-- Exercise instructions --
Look below and pull out each line with the word "фильтровальная".

◆ ◆ ◆ ◆ ◆

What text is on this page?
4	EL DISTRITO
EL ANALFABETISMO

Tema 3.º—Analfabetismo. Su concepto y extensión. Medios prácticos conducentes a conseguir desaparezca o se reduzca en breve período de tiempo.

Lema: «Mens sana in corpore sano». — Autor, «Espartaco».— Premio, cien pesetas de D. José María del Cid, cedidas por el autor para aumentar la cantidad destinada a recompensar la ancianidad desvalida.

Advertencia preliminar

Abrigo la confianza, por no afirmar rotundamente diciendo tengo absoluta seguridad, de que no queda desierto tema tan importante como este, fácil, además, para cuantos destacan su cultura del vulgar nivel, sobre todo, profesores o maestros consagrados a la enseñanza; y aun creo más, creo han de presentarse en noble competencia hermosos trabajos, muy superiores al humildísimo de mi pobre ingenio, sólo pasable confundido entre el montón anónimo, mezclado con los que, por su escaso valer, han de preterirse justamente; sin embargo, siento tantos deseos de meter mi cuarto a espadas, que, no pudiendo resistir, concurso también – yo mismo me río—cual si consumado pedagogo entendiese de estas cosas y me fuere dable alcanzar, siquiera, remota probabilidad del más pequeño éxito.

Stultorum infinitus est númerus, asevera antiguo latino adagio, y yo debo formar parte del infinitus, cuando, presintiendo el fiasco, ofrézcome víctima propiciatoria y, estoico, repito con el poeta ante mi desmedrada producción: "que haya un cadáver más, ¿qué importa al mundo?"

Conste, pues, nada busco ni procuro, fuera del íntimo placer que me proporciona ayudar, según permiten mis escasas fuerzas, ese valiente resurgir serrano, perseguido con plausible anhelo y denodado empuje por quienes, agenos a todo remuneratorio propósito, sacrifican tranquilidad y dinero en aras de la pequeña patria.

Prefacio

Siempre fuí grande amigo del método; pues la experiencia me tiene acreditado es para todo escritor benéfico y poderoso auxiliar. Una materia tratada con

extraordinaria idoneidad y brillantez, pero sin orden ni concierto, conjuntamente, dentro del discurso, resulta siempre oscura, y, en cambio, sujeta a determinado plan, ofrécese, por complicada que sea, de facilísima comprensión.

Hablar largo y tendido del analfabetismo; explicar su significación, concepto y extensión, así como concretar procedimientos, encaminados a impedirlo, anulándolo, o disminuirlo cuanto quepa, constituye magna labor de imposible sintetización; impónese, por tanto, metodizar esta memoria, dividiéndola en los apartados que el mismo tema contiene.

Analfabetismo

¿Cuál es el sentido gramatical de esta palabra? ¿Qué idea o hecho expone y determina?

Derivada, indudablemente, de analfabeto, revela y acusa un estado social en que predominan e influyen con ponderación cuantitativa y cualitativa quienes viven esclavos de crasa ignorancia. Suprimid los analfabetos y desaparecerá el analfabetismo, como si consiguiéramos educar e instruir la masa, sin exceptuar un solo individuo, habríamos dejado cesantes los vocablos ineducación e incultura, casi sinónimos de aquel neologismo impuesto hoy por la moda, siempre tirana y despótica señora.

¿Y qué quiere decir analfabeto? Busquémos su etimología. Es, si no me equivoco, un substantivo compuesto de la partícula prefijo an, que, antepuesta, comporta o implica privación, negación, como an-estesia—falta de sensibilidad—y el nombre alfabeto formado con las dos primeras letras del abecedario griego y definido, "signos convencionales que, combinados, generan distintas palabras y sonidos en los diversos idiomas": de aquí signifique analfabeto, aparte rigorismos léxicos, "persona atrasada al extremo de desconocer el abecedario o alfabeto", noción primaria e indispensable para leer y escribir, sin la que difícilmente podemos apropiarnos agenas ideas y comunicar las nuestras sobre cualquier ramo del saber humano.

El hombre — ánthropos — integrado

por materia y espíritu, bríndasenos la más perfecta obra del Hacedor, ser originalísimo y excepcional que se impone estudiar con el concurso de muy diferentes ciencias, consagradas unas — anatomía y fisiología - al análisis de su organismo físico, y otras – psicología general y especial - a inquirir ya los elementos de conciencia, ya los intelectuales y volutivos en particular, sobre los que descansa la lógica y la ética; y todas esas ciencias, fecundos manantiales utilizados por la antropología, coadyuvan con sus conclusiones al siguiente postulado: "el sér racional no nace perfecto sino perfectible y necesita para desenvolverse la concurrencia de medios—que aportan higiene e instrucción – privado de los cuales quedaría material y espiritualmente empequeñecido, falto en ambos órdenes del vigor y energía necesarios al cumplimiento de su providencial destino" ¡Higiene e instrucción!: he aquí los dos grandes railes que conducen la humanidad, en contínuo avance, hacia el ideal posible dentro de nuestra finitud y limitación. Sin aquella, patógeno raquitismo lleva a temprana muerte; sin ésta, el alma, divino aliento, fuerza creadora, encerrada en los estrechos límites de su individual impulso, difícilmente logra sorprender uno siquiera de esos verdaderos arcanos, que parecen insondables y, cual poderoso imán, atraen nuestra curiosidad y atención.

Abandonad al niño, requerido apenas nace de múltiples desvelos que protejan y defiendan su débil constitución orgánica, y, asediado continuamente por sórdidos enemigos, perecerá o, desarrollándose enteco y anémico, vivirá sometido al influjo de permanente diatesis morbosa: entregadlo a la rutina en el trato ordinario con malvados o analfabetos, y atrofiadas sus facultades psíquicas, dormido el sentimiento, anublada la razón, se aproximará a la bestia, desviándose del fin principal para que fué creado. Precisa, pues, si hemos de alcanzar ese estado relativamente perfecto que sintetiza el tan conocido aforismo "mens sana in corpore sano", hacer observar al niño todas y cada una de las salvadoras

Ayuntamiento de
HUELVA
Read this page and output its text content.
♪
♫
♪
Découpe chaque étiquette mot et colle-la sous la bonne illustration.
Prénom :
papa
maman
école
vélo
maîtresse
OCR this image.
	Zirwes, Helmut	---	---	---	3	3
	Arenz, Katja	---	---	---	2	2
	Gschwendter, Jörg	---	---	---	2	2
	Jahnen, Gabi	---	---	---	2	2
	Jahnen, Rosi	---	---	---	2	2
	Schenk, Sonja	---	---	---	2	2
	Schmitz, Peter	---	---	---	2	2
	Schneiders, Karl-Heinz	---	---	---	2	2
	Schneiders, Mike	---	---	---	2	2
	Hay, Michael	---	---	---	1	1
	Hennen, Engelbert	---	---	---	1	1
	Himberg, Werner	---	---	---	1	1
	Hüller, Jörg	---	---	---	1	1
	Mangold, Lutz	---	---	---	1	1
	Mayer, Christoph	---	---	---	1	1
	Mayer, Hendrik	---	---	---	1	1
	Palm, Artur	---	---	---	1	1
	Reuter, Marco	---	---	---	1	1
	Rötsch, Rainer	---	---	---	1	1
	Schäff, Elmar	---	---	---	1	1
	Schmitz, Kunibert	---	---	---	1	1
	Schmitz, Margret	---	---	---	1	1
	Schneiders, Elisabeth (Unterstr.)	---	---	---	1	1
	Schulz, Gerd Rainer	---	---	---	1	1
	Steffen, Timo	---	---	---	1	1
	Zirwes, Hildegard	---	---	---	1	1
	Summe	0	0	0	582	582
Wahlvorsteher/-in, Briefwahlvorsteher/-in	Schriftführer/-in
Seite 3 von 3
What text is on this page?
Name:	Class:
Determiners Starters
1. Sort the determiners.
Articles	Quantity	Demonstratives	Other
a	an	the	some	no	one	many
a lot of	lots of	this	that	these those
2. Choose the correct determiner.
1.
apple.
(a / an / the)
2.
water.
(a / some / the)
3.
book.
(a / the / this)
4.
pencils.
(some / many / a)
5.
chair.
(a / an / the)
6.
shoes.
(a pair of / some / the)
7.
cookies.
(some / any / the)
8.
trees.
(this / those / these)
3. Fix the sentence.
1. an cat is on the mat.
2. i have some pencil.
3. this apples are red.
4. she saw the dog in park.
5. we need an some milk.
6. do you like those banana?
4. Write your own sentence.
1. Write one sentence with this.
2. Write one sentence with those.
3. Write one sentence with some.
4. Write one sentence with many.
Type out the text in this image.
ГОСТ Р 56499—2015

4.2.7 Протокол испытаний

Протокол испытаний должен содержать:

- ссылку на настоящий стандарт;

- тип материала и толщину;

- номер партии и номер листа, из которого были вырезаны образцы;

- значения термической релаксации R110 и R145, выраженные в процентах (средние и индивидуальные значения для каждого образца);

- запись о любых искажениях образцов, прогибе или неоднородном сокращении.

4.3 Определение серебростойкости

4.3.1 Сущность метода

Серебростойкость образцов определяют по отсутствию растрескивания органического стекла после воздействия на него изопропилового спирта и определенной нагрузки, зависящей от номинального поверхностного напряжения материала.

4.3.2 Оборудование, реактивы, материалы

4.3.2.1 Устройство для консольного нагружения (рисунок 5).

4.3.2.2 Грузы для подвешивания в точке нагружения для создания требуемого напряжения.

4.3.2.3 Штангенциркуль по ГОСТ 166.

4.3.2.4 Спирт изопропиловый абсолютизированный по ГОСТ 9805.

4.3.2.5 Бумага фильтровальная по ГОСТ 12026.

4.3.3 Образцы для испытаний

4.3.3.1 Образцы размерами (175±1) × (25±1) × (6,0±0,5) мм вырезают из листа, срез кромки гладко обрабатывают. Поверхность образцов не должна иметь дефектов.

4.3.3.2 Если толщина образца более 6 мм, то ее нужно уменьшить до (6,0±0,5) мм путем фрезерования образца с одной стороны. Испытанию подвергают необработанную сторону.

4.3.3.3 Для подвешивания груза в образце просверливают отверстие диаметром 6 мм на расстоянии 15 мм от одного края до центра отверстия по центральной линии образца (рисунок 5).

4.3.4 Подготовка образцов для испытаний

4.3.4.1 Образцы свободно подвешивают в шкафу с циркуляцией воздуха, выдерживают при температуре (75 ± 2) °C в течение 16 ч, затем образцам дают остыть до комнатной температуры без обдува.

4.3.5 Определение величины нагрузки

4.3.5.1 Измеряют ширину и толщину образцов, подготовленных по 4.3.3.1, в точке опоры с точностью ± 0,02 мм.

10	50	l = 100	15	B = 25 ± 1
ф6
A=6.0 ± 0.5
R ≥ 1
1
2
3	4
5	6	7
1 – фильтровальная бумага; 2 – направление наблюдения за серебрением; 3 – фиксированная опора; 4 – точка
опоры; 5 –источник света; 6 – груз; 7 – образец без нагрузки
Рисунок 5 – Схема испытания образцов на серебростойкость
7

◆ ◆ ◆ ◆ ◆

-- Exercise response --
4.3.2.5 Бумага фильтровальная по ГОСТ 12026.
1 – фильтровальная бумага; 2 – направление наблюдения за серебрением; 3 – фиксированная опора; 4 – точка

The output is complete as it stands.